#### Directions for this task
Repeat the material in full. Keep every line exactly as it is.

#### Supplied material
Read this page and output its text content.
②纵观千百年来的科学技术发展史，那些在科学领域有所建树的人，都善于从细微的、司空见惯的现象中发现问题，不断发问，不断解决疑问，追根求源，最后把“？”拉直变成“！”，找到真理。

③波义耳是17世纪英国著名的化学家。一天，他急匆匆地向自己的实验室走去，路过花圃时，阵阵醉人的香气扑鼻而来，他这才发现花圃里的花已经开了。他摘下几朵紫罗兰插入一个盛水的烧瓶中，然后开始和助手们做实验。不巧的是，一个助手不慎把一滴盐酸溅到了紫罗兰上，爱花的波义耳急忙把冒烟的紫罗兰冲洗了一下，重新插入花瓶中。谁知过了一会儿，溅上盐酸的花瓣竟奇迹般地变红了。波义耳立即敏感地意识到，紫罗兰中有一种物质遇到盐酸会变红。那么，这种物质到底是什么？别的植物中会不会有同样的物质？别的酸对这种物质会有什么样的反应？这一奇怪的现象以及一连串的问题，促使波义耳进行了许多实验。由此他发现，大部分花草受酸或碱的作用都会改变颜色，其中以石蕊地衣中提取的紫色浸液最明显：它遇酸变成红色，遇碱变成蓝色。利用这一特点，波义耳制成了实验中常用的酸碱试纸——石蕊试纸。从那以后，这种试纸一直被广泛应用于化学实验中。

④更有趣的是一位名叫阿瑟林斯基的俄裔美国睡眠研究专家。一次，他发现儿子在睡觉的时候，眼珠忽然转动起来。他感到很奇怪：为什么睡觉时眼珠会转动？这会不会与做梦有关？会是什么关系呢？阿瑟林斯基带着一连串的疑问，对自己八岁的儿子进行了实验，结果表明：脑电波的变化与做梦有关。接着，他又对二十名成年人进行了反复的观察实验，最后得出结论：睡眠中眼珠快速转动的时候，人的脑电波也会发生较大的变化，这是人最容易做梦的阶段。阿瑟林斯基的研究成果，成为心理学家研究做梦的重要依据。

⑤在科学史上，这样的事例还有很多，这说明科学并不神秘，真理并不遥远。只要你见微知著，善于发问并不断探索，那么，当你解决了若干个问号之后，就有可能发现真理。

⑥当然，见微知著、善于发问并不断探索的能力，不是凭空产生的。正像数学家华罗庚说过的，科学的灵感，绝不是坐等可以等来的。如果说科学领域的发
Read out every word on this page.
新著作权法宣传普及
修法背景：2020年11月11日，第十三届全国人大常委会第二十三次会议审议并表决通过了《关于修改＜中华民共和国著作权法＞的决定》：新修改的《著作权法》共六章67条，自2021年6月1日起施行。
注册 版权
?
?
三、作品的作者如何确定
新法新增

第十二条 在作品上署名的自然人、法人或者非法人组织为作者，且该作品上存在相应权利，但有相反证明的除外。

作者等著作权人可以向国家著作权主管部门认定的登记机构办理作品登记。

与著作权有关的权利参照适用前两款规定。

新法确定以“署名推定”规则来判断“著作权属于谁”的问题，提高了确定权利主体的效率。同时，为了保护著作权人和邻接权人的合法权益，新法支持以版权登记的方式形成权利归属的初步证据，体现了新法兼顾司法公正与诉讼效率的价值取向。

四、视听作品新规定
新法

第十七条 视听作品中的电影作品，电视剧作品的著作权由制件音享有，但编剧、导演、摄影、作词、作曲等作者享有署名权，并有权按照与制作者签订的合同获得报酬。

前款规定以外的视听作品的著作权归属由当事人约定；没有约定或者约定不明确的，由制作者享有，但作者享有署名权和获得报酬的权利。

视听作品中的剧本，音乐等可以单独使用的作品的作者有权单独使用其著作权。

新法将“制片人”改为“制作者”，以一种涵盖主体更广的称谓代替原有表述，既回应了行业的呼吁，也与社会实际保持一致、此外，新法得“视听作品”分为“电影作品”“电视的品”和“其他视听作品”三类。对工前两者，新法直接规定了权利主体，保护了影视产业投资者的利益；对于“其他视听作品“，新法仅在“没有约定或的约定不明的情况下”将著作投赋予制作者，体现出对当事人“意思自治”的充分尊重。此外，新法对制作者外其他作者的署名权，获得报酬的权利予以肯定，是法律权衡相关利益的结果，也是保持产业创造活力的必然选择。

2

#### Answer for the task
Read this page and output its text content.
②纵观千百年来的科学技术发展史，那些在科学领域有所建树的人，都善于从细微的、司空见惯的现象中发现问题，不断发问，不断解决疑问，追根求源，最后把“？”拉直变成“！”，找到真理。

③波义耳是17世纪英国著名的化学家。一天，他急匆匆地向自己的实验室走去，路过花圃时，阵阵醉人的香气扑鼻而来，他这才发现花圃里的花已经开了。他摘下几朵紫罗兰插入一个盛水的烧瓶中，然后开始和助手们做实验。不巧的是，一个助手不慎把一滴盐酸溅到了紫罗兰上，爱花的波义耳急忙把冒烟的紫罗兰冲洗了一下，重新插入花瓶中。谁知过了一会儿，溅上盐酸的花瓣竟奇迹般地变红了。波义耳立即敏感地意识到，紫罗兰中有一种物质遇到盐酸会变红。那么，这种物质到底是什么？别的植物中会不会有同样的物质？别的酸对这种物质会有什么样的反应？这一奇怪的现象以及一连串的问题，促使波义耳进行了许多实验。由此他发现，大部分花草受酸或碱的作用都会改变颜色，其中以石蕊地衣中提取的紫色浸液最明显：它遇酸变成红色，遇碱变成蓝色。利用这一特点，波义耳制成了实验中常用的酸碱试纸——石蕊试纸。从那以后，这种试纸一直被广泛应用于化学实验中。

④更有趣的是一位名叫阿瑟林斯基的俄裔美国睡眠研究专家。一次，他发现儿子在睡觉的时候，眼珠忽然转动起来。他感到很奇怪：为什么睡觉时眼珠会转动？这会不会与做梦有关？会是什么关系呢？阿瑟林斯基带着一连串的疑问，对自己八岁的儿子进行了实验，结果表明：脑电波的变化与做梦有关。接着，他又对二十名成年人进行了反复的观察实验，最后得出结论：睡眠中眼珠快速转动的时候，人的脑电波也会发生较大的变化，这是人最容易做梦的阶段。阿瑟林斯基的研究成果，成为心理学家研究做梦的重要依据。

⑤在科学史上，这样的事例还有很多，这说明科学并不神秘，真理并不遥远。只要你见微知著，善于发问并不断探索，那么，当你解决了若干个问号之后，就有可能发现真理。

⑥当然，见微知著、善于发问并不断探索的能力，不是凭空产生的。正像数学家华罗庚说过的，科学的灵感，绝不是坐等可以等来的。如果说科学领域的发
Read out every word on this page.
新著作权法宣传普及
修法背景：2020年11月11日，第十三届全国人大常委会第二十三次会议审议并表决通过了《关于修改＜中华民共和国著作权法＞的决定》：新修改的《著作权法》共六章67条，自2021年6月1日起施行。
注册 版权
?
?
三、作品的作者如何确定
新法新增

第十二条 在作品上署名的自然人、法人或者非法人组织为作者，且该作品上存在相应权利，但有相反证明的除外。

作者等著作权人可以向国家著作权主管部门认定的登记机构办理作品登记。

与著作权有关的权利参照适用前两款规定。

新法确定以“署名推定”规则来判断“著作权属于谁”的问题，提高了确定权利主体的效率。同时，为了保护著作权人和邻接权人的合法权益，新法支持以版权登记的方式形成权利归属的初步证据，体现了新法兼顾司法公正与诉讼效率的价值取向。

四、视听作品新规定
新法

第十七条 视听作品中的电影作品，电视剧作品的著作权由制件音享有，但编剧、导演、摄影、作词、作曲等作者享有署名权，并有权按照与制作者签订的合同获得报酬。

前款规定以外的视听作品的著作权归属由当事人约定；没有约定或者约定不明确的，由制作者享有，但作者享有署名权和获得报酬的权利。

视听作品中的剧本，音乐等可以单独使用的作品的作者有权单独使用其著作权。

新法将“制片人”改为“制作者”，以一种涵盖主体更广的称谓代替原有表述，既回应了行业的呼吁，也与社会实际保持一致、此外，新法得“视听作品”分为“电影作品”“电视的品”和“其他视听作品”三类。对工前两者，新法直接规定了权利主体，保护了影视产业投资者的利益；对于“其他视听作品“，新法仅在“没有约定或的约定不明的情况下”将著作投赋予制作者，体现出对当事人“意思自治”的充分尊重。此外，新法对制作者外其他作者的署名权，获得报酬的权利予以肯定，是法律权衡相关利益的结果，也是保持产业创造活力的必然选择。

2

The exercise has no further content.